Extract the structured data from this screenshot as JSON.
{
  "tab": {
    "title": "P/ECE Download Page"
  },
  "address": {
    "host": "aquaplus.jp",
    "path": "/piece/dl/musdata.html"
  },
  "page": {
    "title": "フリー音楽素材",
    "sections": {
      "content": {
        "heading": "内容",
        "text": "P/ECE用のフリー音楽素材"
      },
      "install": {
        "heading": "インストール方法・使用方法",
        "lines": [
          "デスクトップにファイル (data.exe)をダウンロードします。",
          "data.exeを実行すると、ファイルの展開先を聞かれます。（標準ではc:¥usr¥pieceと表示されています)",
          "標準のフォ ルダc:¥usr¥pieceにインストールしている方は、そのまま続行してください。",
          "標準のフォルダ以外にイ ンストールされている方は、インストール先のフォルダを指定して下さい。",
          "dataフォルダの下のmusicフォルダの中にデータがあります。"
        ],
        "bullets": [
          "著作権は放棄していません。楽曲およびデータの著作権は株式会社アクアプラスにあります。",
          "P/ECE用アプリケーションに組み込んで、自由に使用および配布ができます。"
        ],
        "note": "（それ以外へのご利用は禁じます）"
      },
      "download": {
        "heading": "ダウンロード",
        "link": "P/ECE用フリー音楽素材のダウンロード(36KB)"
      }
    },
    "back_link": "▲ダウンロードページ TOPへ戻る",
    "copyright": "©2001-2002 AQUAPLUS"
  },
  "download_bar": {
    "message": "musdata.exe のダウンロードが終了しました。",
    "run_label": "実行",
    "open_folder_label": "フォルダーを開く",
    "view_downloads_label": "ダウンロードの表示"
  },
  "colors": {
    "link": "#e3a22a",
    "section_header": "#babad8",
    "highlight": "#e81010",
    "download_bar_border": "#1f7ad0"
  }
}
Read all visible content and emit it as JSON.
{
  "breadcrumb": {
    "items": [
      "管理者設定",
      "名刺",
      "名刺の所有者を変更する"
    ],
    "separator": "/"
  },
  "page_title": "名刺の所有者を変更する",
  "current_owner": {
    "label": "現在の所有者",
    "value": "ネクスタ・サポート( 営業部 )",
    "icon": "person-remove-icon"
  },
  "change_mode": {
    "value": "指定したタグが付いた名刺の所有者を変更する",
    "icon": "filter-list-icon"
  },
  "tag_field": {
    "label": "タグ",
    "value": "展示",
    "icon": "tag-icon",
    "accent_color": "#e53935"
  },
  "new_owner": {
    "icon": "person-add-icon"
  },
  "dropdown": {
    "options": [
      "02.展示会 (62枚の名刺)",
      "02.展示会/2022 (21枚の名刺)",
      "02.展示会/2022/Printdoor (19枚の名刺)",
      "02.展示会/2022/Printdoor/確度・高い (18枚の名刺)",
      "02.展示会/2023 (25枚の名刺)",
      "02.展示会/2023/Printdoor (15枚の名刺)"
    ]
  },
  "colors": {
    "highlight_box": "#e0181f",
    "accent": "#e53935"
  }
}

*REQUIRED TASK*. Copy each line containing the word "person" from the data.

*REPLY*.
    "icon": "person-remove-icon"
    "icon": "person-add-icon"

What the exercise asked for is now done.